*EXERCISE BRIEF*
Please arrange the rows below as a numbered list, leaving out any blank lines.

*RECORDS FOR THE TASK*
──────────────────────────────
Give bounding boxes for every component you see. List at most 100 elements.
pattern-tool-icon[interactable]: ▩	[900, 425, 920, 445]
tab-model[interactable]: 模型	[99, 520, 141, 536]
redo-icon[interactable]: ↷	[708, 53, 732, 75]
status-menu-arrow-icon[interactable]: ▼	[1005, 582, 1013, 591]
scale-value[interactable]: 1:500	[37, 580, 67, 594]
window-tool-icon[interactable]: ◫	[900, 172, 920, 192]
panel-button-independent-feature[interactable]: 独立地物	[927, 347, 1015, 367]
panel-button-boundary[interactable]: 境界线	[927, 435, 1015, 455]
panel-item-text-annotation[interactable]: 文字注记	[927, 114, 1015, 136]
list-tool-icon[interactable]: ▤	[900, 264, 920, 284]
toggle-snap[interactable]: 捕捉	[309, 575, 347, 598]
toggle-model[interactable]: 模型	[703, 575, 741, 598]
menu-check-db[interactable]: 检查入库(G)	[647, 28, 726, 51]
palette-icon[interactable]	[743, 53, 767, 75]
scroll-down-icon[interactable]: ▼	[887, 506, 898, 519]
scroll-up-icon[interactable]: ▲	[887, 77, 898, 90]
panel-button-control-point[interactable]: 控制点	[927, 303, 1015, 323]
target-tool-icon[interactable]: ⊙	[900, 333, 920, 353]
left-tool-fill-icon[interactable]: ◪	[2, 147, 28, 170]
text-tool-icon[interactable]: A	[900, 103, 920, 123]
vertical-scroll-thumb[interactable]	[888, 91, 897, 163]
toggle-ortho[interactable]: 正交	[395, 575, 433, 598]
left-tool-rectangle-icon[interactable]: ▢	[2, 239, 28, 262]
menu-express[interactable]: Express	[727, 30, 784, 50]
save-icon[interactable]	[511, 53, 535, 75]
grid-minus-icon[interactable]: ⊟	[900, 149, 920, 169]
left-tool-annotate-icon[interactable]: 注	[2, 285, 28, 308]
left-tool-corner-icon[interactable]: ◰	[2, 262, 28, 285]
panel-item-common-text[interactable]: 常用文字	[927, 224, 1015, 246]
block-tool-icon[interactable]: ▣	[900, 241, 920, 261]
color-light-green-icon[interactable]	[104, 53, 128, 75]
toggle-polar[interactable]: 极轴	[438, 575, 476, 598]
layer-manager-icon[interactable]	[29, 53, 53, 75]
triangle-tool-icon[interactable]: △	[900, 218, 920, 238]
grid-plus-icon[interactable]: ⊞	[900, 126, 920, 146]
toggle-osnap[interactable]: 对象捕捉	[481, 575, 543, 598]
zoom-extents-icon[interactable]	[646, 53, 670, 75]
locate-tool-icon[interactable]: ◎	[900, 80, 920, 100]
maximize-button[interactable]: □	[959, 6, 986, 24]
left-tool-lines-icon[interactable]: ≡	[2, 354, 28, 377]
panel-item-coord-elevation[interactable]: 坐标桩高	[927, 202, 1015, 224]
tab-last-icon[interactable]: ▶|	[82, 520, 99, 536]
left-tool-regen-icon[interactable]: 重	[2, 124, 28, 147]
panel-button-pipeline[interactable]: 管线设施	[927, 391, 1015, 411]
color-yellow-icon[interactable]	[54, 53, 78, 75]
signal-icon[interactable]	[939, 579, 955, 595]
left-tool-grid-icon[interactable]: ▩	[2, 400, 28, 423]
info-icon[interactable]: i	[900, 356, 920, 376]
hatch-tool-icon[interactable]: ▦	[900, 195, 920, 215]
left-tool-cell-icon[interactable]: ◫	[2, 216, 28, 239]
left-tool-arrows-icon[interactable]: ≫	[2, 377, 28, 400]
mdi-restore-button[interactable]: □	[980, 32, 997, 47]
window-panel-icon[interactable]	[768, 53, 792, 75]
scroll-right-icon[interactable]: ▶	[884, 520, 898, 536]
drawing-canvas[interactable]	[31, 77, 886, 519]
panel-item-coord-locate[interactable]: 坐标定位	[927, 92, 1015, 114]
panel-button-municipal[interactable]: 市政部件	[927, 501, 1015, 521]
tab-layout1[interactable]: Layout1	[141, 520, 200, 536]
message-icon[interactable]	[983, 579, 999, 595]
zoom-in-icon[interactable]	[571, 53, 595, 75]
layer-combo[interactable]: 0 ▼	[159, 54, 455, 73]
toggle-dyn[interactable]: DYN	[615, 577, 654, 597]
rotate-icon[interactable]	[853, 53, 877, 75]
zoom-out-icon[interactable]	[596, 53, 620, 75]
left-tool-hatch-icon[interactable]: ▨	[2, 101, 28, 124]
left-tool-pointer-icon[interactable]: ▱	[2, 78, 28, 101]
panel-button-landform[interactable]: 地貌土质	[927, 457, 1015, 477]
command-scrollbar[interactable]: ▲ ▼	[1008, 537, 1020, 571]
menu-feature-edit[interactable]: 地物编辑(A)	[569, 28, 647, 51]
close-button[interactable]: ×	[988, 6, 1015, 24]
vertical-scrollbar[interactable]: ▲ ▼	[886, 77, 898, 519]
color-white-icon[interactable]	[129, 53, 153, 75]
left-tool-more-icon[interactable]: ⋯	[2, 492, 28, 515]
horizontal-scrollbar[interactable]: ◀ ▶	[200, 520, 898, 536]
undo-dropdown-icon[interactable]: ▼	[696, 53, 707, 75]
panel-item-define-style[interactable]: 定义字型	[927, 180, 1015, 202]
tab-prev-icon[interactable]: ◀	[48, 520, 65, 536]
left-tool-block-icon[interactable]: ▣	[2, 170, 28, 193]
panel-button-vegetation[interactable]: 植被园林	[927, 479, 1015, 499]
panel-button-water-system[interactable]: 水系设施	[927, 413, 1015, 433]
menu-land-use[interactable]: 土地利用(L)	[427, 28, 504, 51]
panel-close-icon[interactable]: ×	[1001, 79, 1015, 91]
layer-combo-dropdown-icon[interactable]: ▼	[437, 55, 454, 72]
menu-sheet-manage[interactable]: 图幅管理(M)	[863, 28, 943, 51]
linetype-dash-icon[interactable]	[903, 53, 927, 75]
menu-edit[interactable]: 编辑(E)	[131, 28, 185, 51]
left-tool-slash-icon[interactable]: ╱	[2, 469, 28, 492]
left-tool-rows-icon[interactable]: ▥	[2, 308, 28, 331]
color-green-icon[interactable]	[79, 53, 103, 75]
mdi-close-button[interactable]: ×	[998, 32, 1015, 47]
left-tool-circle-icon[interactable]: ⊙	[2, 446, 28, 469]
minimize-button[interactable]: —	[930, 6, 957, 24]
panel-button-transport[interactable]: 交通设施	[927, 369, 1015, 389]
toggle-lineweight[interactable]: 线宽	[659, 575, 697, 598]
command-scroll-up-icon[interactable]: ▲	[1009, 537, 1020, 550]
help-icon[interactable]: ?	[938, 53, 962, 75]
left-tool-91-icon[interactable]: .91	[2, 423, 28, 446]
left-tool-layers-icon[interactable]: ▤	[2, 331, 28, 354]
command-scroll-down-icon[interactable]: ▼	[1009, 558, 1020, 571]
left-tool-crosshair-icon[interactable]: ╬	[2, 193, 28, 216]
──────────────────────────────
*WRITTEN ANSWER*
1. Give bounding boxes for every component you see. List at most 100 elements.
2. pattern-tool-icon[interactable]: ▩	[900, 425, 920, 445]
3. tab-model[interactable]: 模型	[99, 520, 141, 536]
4. redo-icon[interactable]: ↷	[708, 53, 732, 75]
5. status-menu-arrow-icon[interactable]: ▼	[1005, 582, 1013, 591]
6. scale-value[interactable]: 1:500	[37, 580, 67, 594]
7. window-tool-icon[interactable]: ◫	[900, 172, 920, 192]
8. panel-button-independent-feature[interactable]: 独立地物	[927, 347, 1015, 367]
9. panel-button-boundary[interactable]: 境界线	[927, 435, 1015, 455]
10. panel-item-text-annotation[interactable]: 文字注记	[927, 114, 1015, 136]
11. list-tool-icon[interactable]: ▤	[900, 264, 920, 284]
12. toggle-snap[interactable]: 捕捉	[309, 575, 347, 598]
13. toggle-model[interactable]: 模型	[703, 575, 741, 598]
14. menu-check-db[interactable]: 检查入库(G)	[647, 28, 726, 51]
15. palette-icon[interactable]	[743, 53, 767, 75]
16. scroll-down-icon[interactable]: ▼	[887, 506, 898, 519]
17. scroll-up-icon[interactable]: ▲	[887, 77, 898, 90]
18. panel-button-control-point[interactable]: 控制点	[927, 303, 1015, 323]
19. target-tool-icon[interactable]: ⊙	[900, 333, 920, 353]
20. left-tool-fill-icon[interactable]: ◪	[2, 147, 28, 170]
21. text-tool-icon[interactable]: A	[900, 103, 920, 123]
22. vertical-scroll-thumb[interactable]	[888, 91, 897, 163]
23. toggle-ortho[interactable]: 正交	[395, 575, 433, 598]
24. left-tool-rectangle-icon[interactable]: ▢	[2, 239, 28, 262]
25. menu-express[interactable]: Express	[727, 30, 784, 50]
26. save-icon[interactable]	[511, 53, 535, 75]
27. grid-minus-icon[interactable]: ⊟	[900, 149, 920, 169]
28. left-tool-annotate-icon[interactable]: 注	[2, 285, 28, 308]
29. left-tool-corner-icon[interactable]: ◰	[2, 262, 28, 285]
30. panel-item-common-text[interactable]: 常用文字	[927, 224, 1015, 246]
31. block-tool-icon[interactable]: ▣	[900, 241, 920, 261]
32. color-light-green-icon[interactable]	[104, 53, 128, 75]
33. toggle-polar[interactable]: 极轴	[438, 575, 476, 598]
34. layer-manager-icon[interactable]	[29, 53, 53, 75]
35. triangle-tool-icon[interactable]: △	[900, 218, 920, 238]
36. grid-plus-icon[interactable]: ⊞	[900, 126, 920, 146]
37. toggle-osnap[interactable]: 对象捕捉	[481, 575, 543, 598]
38. zoom-extents-icon[interactable]	[646, 53, 670, 75]
39. locate-tool-icon[interactable]: ◎	[900, 80, 920, 100]
40. maximize-button[interactable]: □	[959, 6, 986, 24]
41. left-tool-lines-icon[interactable]: ≡	[2, 354, 28, 377]
42. panel-item-coord-elevation[interactable]: 坐标桩高	[927, 202, 1015, 224]
43. tab-last-icon[interactable]: ▶|	[82, 520, 99, 536]
44. left-tool-regen-icon[interactable]: 重	[2, 124, 28, 147]
45. panel-button-pipeline[interactable]: 管线设施	[927, 391, 1015, 411]
46. color-yellow-icon[interactable]	[54, 53, 78, 75]
47. signal-icon[interactable]	[939, 579, 955, 595]
48. left-tool-grid-icon[interactable]: ▩	[2, 400, 28, 423]
49. info-icon[interactable]: i	[900, 356, 920, 376]
50. hatch-tool-icon[interactable]: ▦	[900, 195, 920, 215]
51. left-tool-cell-icon[interactable]: ◫	[2, 216, 28, 239]
52. left-tool-arrows-icon[interactable]: ≫	[2, 377, 28, 400]
53. mdi-restore-button[interactable]: □	[980, 32, 997, 47]
54. window-panel-icon[interactable]	[768, 53, 792, 75]
55. scroll-right-icon[interactable]: ▶	[884, 520, 898, 536]
56. drawing-canvas[interactable]	[31, 77, 886, 519]
57. panel-item-coord-locate[interactable]: 坐标定位	[927, 92, 1015, 114]
58. panel-button-municipal[interactable]: 市政部件	[927, 501, 1015, 521]
59. tab-layout1[interactable]: Layout1	[141, 520, 200, 536]
60. message-icon[interactable]	[983, 579, 999, 595]
61. zoom-in-icon[interactable]	[571, 53, 595, 75]
62. layer-combo[interactable]: 0 ▼	[159, 54, 455, 73]
63. toggle-dyn[interactable]: DYN	[615, 577, 654, 597]
64. rotate-icon[interactable]	[853, 53, 877, 75]
65. zoom-out-icon[interactable]	[596, 53, 620, 75]
66. left-tool-hatch-icon[interactable]: ▨	[2, 101, 28, 124]
67. left-tool-pointer-icon[interactable]: ▱	[2, 78, 28, 101]
68. panel-button-landform[interactable]: 地貌土质	[927, 457, 1015, 477]
69. command-scrollbar[interactable]: ▲ ▼	[1008, 537, 1020, 571]
70. menu-feature-edit[interactable]: 地物编辑(A)	[569, 28, 647, 51]
71. close-button[interactable]: ×	[988, 6, 1015, 24]
72. vertical-scrollbar[interactable]: ▲ ▼	[886, 77, 898, 519]
73. color-white-icon[interactable]	[129, 53, 153, 75]
74. left-tool-more-icon[interactable]: ⋯	[2, 492, 28, 515]
75. horizontal-scrollbar[interactable]: ◀ ▶	[200, 520, 898, 536]
76. undo-dropdown-icon[interactable]: ▼	[696, 53, 707, 75]
77. panel-item-define-style[interactable]: 定义字型	[927, 180, 1015, 202]
78. tab-prev-icon[interactable]: ◀	[48, 520, 65, 536]
79. left-tool-block-icon[interactable]: ▣	[2, 170, 28, 193]
80. panel-button-vegetation[interactable]: 植被园林	[927, 479, 1015, 499]
81. panel-button-water-system[interactable]: 水系设施	[927, 413, 1015, 433]
82. menu-land-use[interactable]: 土地利用(L)	[427, 28, 504, 51]
83. panel-close-icon[interactable]: ×	[1001, 79, 1015, 91]
84. layer-combo-dropdown-icon[interactable]: ▼	[437, 55, 454, 72]
85. menu-sheet-manage[interactable]: 图幅管理(M)	[863, 28, 943, 51]
86. linetype-dash-icon[interactable]	[903, 53, 927, 75]
87. menu-edit[interactable]: 编辑(E)	[131, 28, 185, 51]
88. left-tool-slash-icon[interactable]: ╱	[2, 469, 28, 492]
89. left-tool-rows-icon[interactable]: ▥	[2, 308, 28, 331]
90. color-green-icon[interactable]	[79, 53, 103, 75]
91. mdi-close-button[interactable]: ×	[998, 32, 1015, 47]
92. left-tool-circle-icon[interactable]: ⊙	[2, 446, 28, 469]
93. minimize-button[interactable]: —	[930, 6, 957, 24]
94. panel-button-transport[interactable]: 交通设施	[927, 369, 1015, 389]
95. toggle-lineweight[interactable]: 线宽	[659, 575, 697, 598]
96. command-scroll-up-icon[interactable]: ▲	[1009, 537, 1020, 550]
97. help-icon[interactable]: ?	[938, 53, 962, 75]
98. left-tool-91-icon[interactable]: .91	[2, 423, 28, 446]
99. left-tool-layers-icon[interactable]: ▤	[2, 331, 28, 354]
100. command-scroll-down-icon[interactable]: ▼	[1009, 558, 1020, 571]
101. left-tool-crosshair-icon[interactable]: ╬	[2, 193, 28, 216]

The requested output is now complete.